→ **What to work on**:
Copy out all of the material, matching it word for word.

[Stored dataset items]
──────
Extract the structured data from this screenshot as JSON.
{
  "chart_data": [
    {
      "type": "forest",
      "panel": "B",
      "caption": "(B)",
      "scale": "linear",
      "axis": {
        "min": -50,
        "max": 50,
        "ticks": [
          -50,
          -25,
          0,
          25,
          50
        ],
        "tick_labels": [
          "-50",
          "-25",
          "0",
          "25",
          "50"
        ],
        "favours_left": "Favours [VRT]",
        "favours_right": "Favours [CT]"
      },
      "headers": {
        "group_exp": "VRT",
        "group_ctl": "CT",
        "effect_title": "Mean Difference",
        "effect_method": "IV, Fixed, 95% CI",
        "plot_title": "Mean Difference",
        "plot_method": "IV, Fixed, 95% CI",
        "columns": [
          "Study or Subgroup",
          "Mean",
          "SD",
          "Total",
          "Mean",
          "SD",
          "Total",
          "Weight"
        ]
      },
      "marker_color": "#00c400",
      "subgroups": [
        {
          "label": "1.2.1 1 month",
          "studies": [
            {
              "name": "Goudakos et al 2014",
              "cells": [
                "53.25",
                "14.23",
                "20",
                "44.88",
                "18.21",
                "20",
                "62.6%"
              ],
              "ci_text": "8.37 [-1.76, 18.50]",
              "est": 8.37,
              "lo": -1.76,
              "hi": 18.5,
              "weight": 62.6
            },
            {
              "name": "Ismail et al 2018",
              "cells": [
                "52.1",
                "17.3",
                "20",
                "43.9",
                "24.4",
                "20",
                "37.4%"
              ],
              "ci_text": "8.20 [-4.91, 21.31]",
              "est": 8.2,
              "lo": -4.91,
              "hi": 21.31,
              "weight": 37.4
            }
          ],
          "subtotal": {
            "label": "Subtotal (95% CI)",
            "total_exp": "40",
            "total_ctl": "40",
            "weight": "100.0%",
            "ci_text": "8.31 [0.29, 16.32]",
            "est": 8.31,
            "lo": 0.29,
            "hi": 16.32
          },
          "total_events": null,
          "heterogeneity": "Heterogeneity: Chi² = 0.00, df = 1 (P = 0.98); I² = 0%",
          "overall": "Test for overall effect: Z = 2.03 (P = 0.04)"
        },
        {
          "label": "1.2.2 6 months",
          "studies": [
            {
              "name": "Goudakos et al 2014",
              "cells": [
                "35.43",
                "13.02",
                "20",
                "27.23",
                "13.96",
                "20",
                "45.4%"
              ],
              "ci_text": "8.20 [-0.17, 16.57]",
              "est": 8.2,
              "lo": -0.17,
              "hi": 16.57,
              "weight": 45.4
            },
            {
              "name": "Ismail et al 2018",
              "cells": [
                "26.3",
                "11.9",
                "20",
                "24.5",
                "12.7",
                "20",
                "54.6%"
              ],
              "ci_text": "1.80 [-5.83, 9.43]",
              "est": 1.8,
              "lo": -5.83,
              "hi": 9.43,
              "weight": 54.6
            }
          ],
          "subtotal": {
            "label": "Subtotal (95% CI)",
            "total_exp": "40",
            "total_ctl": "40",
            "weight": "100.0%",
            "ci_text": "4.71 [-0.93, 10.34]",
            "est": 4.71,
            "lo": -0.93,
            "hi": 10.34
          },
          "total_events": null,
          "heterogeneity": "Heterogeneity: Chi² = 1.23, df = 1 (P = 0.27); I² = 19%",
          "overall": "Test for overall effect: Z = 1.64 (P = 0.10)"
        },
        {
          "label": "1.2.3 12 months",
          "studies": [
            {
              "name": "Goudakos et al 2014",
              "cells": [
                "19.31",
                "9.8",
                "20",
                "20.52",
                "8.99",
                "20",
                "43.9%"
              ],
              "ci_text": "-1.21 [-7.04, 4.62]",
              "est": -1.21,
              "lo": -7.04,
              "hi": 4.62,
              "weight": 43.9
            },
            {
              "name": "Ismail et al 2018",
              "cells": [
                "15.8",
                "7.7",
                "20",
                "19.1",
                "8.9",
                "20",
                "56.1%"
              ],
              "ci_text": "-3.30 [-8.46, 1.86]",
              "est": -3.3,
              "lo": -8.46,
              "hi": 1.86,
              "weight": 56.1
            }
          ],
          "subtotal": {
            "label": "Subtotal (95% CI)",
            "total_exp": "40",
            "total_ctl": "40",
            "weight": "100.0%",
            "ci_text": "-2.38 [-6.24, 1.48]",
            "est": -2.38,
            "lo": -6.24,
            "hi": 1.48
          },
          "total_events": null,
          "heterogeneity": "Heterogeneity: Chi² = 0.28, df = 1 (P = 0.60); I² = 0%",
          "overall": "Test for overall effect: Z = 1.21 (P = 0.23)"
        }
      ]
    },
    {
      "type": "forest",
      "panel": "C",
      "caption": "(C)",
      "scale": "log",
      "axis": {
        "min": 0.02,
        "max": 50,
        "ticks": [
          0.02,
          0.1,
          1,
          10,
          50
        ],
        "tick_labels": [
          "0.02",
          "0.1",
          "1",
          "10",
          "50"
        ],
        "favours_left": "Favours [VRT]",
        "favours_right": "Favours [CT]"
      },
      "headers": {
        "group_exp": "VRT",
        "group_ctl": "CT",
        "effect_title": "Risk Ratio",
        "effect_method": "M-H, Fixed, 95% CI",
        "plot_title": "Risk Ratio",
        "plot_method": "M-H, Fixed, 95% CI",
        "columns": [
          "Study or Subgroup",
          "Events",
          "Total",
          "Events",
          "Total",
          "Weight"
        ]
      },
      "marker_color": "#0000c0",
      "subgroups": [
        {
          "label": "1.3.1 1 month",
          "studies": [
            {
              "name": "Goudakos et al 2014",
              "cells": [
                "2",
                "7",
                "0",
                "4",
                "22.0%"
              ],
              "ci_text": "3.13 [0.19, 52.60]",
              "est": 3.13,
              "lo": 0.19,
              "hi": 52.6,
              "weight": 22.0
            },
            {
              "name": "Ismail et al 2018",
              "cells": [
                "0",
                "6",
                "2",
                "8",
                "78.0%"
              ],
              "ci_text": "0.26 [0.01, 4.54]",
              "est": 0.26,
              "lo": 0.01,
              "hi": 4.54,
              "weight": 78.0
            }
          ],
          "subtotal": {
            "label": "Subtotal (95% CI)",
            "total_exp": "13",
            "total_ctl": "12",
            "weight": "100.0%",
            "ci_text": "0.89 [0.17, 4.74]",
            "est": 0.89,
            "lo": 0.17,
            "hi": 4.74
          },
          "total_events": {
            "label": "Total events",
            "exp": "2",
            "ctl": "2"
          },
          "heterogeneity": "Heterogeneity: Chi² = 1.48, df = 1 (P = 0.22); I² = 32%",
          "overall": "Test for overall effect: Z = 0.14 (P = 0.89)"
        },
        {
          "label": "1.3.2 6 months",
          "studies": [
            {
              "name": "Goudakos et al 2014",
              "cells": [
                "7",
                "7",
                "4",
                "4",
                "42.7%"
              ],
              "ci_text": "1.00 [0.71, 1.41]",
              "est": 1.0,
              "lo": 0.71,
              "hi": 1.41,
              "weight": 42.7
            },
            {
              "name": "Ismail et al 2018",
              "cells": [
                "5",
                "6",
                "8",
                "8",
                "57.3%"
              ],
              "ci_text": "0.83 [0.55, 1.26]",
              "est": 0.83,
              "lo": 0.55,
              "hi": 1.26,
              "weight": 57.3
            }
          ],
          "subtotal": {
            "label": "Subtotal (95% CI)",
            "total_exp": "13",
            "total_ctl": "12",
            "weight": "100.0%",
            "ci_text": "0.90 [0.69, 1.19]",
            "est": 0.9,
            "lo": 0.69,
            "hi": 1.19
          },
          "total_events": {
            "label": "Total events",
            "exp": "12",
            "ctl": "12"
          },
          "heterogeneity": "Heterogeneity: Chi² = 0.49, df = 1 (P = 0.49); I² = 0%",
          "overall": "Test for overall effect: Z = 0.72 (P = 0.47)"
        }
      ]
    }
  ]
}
──────
→ **The result**:
Extract the structured data from this screenshot as JSON.
{
  "chart_data": [
    {
      "type": "forest",
      "panel": "B",
      "caption": "(B)",
      "scale": "linear",
      "axis": {
        "min": -50,
        "max": 50,
        "ticks": [
          -50,
          -25,
          0,
          25,
          50
        ],
        "tick_labels": [
          "-50",
          "-25",
          "0",
          "25",
          "50"
        ],
        "favours_left": "Favours [VRT]",
        "favours_right": "Favours [CT]"
      },
      "headers": {
        "group_exp": "VRT",
        "group_ctl": "CT",
        "effect_title": "Mean Difference",
        "effect_method": "IV, Fixed, 95% CI",
        "plot_title": "Mean Difference",
        "plot_method": "IV, Fixed, 95% CI",
        "columns": [
          "Study or Subgroup",
          "Mean",
          "SD",
          "Total",
          "Mean",
          "SD",
          "Total",
          "Weight"
        ]
      },
      "marker_color": "#00c400",
      "subgroups": [
        {
          "label": "1.2.1 1 month",
          "studies": [
            {
              "name": "Goudakos et al 2014",
              "cells": [
                "53.25",
                "14.23",
                "20",
                "44.88",
                "18.21",
                "20",
                "62.6%"
              ],
              "ci_text": "8.37 [-1.76, 18.50]",
              "est": 8.37,
              "lo": -1.76,
              "hi": 18.5,
              "weight": 62.6
            },
            {
              "name": "Ismail et al 2018",
              "cells": [
                "52.1",
                "17.3",
                "20",
                "43.9",
                "24.4",
                "20",
                "37.4%"
              ],
              "ci_text": "8.20 [-4.91, 21.31]",
              "est": 8.2,
              "lo": -4.91,
              "hi": 21.31,
              "weight": 37.4
            }
          ],
          "subtotal": {
            "label": "Subtotal (95% CI)",
            "total_exp": "40",
            "total_ctl": "40",
            "weight": "100.0%",
            "ci_text": "8.31 [0.29, 16.32]",
            "est": 8.31,
            "lo": 0.29,
            "hi": 16.32
          },
          "total_events": null,
          "heterogeneity": "Heterogeneity: Chi² = 0.00, df = 1 (P = 0.98); I² = 0%",
          "overall": "Test for overall effect: Z = 2.03 (P = 0.04)"
        },
        {
          "label": "1.2.2 6 months",
          "studies": [
            {
              "name": "Goudakos et al 2014",
              "cells": [
                "35.43",
                "13.02",
                "20",
                "27.23",
                "13.96",
                "20",
                "45.4%"
              ],
              "ci_text": "8.20 [-0.17, 16.57]",
              "est": 8.2,
              "lo": -0.17,
              "hi": 16.57,
              "weight": 45.4
            },
            {
              "name": "Ismail et al 2018",
              "cells": [
                "26.3",
                "11.9",
                "20",
                "24.5",
                "12.7",
                "20",
                "54.6%"
              ],
              "ci_text": "1.80 [-5.83, 9.43]",
              "est": 1.8,
              "lo": -5.83,
              "hi": 9.43,
              "weight": 54.6
            }
          ],
          "subtotal": {
            "label": "Subtotal (95% CI)",
            "total_exp": "40",
            "total_ctl": "40",
            "weight": "100.0%",
            "ci_text": "4.71 [-0.93, 10.34]",
            "est": 4.71,
            "lo": -0.93,
            "hi": 10.34
          },
          "total_events": null,
          "heterogeneity": "Heterogeneity: Chi² = 1.23, df = 1 (P = 0.27); I² = 19%",
          "overall": "Test for overall effect: Z = 1.64 (P = 0.10)"
        },
        {
          "label": "1.2.3 12 months",
          "studies": [
            {
              "name": "Goudakos et al 2014",
              "cells": [
                "19.31",
                "9.8",
                "20",
                "20.52",
                "8.99",
                "20",
                "43.9%"
              ],
              "ci_text": "-1.21 [-7.04, 4.62]",
              "est": -1.21,
              "lo": -7.04,
              "hi": 4.62,
              "weight": 43.9
            },
            {
              "name": "Ismail et al 2018",
              "cells": [
                "15.8",
                "7.7",
                "20",
                "19.1",
                "8.9",
                "20",
                "56.1%"
              ],
              "ci_text": "-3.30 [-8.46, 1.86]",
              "est": -3.3,
              "lo": -8.46,
              "hi": 1.86,
              "weight": 56.1
            }
          ],
          "subtotal": {
            "label": "Subtotal (95% CI)",
            "total_exp": "40",
            "total_ctl": "40",
            "weight": "100.0%",
            "ci_text": "-2.38 [-6.24, 1.48]",
            "est": -2.38,
            "lo": -6.24,
            "hi": 1.48
          },
          "total_events": null,
          "heterogeneity": "Heterogeneity: Chi² = 0.28, df = 1 (P = 0.60); I² = 0%",
          "overall": "Test for overall effect: Z = 1.21 (P = 0.23)"
        }
      ]
    },
    {
      "type": "forest",
      "panel": "C",
      "caption": "(C)",
      "scale": "log",
      "axis": {
        "min": 0.02,
        "max": 50,
        "ticks": [
          0.02,
          0.1,
          1,
          10,
          50
        ],
        "tick_labels": [
          "0.02",
          "0.1",
          "1",
          "10",
          "50"
        ],
        "favours_left": "Favours [VRT]",
        "favours_right": "Favours [CT]"
      },
      "headers": {
        "group_exp": "VRT",
        "group_ctl": "CT",
        "effect_title": "Risk Ratio",
        "effect_method": "M-H, Fixed, 95% CI",
        "plot_title": "Risk Ratio",
        "plot_method": "M-H, Fixed, 95% CI",
        "columns": [
          "Study or Subgroup",
          "Events",
          "Total",
          "Events",
          "Total",
          "Weight"
        ]
      },
      "marker_color": "#0000c0",
      "subgroups": [
        {
          "label": "1.3.1 1 month",
          "studies": [
            {
              "name": "Goudakos et al 2014",
              "cells": [
                "2",
                "7",
                "0",
                "4",
                "22.0%"
              ],
              "ci_text": "3.13 [0.19, 52.60]",
              "est": 3.13,
              "lo": 0.19,
              "hi": 52.6,
              "weight": 22.0
            },
            {
              "name": "Ismail et al 2018",
              "cells": [
                "0",
                "6",
                "2",
                "8",
                "78.0%"
              ],
              "ci_text": "0.26 [0.01, 4.54]",
              "est": 0.26,
              "lo": 0.01,
              "hi": 4.54,
              "weight": 78.0
            }
          ],
          "subtotal": {
            "label": "Subtotal (95% CI)",
            "total_exp": "13",
            "total_ctl": "12",
            "weight": "100.0%",
            "ci_text": "0.89 [0.17, 4.74]",
            "est": 0.89,
            "lo": 0.17,
            "hi": 4.74
          },
          "total_events": {
            "label": "Total events",
            "exp": "2",
            "ctl": "2"
          },
          "heterogeneity": "Heterogeneity: Chi² = 1.48, df = 1 (P = 0.22); I² = 32%",
          "overall": "Test for overall effect: Z = 0.14 (P = 0.89)"
        },
        {
          "label": "1.3.2 6 months",
          "studies": [
            {
              "name": "Goudakos et al 2014",
              "cells": [
                "7",
                "7",
                "4",
                "4",
                "42.7%"
              ],
              "ci_text": "1.00 [0.71, 1.41]",
              "est": 1.0,
              "lo": 0.71,
              "hi": 1.41,
              "weight": 42.7
            },
            {
              "name": "Ismail et al 2018",
              "cells": [
                "5",
                "6",
                "8",
                "8",
                "57.3%"
              ],
              "ci_text": "0.83 [0.55, 1.26]",
              "est": 0.83,
              "lo": 0.55,
              "hi": 1.26,
              "weight": 57.3
            }
          ],
          "subtotal": {
            "label": "Subtotal (95% CI)",
            "total_exp": "13",
            "total_ctl": "12",
            "weight": "100.0%",
            "ci_text": "0.90 [0.69, 1.19]",
            "est": 0.9,
            "lo": 0.69,
            "hi": 1.19
          },
          "total_events": {
            "label": "Total events",
            "exp": "12",
            "ctl": "12"
          },
          "heterogeneity": "Heterogeneity: Chi² = 0.49, df = 1 (P = 0.49); I² = 0%",
          "overall": "Test for overall effect: Z = 0.72 (P = 0.47)"
        }
      ]
    }
  ]
}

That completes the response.